> [What is asked] Reproduce the listing word for word, starting at its first line and ending at the line that contains "page-input[interactable]: 4 [49, 58, 69, 70]", with both of those lines included.

* * * * * * *

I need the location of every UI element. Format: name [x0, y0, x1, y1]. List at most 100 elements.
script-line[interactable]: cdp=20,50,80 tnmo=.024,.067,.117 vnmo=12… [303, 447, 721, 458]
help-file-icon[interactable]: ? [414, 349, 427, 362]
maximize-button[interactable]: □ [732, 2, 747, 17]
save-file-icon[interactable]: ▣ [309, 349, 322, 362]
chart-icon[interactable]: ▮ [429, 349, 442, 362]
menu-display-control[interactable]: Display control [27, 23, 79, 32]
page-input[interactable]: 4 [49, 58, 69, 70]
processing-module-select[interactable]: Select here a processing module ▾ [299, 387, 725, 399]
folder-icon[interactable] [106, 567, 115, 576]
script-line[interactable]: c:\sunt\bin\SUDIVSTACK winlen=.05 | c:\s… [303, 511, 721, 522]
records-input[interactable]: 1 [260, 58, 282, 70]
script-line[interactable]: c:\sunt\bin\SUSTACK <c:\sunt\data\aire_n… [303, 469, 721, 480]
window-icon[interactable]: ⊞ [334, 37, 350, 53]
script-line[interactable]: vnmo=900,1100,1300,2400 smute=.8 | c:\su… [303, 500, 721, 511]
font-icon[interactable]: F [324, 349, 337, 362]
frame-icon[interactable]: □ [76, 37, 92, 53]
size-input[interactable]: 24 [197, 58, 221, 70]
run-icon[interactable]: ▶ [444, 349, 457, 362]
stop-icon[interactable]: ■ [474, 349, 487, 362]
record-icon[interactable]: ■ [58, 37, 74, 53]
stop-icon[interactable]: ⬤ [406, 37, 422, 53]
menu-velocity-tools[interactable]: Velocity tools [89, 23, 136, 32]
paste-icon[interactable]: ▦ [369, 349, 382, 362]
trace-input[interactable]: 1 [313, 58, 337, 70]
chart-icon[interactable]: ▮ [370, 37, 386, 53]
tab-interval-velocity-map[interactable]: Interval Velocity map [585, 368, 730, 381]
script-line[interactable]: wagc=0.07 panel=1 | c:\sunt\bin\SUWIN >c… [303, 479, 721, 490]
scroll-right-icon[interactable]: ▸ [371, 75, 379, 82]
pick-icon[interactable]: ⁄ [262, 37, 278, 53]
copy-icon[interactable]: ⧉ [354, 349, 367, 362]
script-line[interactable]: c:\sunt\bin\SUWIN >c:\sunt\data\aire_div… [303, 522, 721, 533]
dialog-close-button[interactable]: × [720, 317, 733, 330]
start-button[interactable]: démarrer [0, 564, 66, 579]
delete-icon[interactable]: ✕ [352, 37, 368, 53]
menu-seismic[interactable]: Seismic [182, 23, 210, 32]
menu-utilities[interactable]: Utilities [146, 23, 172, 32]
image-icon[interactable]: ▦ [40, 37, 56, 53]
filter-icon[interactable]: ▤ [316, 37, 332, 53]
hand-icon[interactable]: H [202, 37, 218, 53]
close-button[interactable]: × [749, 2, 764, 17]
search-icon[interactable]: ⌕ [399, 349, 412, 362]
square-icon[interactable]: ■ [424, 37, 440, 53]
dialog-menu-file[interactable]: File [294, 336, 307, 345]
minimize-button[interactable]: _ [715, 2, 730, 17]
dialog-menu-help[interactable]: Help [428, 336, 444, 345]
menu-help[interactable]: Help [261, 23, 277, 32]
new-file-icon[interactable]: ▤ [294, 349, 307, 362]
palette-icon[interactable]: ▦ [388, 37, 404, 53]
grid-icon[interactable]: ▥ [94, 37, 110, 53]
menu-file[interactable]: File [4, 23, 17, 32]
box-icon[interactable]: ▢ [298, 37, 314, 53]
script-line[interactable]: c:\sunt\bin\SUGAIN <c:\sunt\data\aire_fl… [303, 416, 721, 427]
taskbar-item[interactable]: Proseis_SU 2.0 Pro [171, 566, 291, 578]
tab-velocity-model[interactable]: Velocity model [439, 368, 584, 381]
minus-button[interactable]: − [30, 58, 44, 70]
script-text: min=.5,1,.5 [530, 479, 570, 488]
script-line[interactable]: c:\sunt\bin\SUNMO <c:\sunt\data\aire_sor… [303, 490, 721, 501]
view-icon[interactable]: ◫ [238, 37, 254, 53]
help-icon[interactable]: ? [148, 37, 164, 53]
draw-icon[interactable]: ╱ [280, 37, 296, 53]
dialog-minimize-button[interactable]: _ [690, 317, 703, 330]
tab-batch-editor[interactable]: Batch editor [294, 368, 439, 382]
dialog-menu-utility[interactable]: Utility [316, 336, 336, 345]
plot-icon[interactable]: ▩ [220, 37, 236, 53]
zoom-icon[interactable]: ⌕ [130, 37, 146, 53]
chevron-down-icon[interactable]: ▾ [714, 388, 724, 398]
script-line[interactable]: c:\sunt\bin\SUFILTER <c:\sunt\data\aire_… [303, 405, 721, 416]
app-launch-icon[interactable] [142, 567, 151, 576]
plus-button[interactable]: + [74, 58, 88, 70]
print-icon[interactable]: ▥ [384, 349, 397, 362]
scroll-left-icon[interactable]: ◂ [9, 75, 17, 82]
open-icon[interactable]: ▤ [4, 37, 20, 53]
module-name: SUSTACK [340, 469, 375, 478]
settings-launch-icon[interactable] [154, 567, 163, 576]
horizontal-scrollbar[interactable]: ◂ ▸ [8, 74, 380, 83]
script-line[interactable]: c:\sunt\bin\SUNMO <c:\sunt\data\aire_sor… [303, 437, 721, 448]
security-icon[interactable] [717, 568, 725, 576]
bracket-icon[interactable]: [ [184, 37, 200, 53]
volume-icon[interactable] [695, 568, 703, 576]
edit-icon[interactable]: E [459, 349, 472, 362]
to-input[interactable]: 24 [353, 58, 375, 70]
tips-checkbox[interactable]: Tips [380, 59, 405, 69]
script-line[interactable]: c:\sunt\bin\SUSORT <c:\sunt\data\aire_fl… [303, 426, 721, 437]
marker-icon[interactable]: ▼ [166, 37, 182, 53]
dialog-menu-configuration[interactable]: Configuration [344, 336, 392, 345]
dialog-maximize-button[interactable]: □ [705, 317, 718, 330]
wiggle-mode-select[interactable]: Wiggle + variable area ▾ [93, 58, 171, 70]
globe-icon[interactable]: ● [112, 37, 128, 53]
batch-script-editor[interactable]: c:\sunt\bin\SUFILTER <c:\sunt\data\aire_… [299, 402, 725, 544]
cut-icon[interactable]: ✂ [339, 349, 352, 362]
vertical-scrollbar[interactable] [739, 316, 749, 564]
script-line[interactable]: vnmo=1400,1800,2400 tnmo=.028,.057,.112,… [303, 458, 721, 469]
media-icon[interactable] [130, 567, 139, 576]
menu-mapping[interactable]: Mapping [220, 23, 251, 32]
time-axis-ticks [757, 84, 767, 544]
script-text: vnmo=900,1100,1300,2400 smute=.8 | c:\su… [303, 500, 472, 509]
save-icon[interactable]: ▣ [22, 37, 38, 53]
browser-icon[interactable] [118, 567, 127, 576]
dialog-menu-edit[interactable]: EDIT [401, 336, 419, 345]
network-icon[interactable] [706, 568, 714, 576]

* * * * * * *

> [Exercise output]
I need the location of every UI element. Format: name [x0, y0, x1, y1]. List at most 100 elements.
script-line[interactable]: cdp=20,50,80 tnmo=.024,.067,.117 vnmo=12… [303, 447, 721, 458]
help-file-icon[interactable]: ? [414, 349, 427, 362]
maximize-button[interactable]: □ [732, 2, 747, 17]
save-file-icon[interactable]: ▣ [309, 349, 322, 362]
chart-icon[interactable]: ▮ [429, 349, 442, 362]
menu-display-control[interactable]: Display control [27, 23, 79, 32]
page-input[interactable]: 4 [49, 58, 69, 70]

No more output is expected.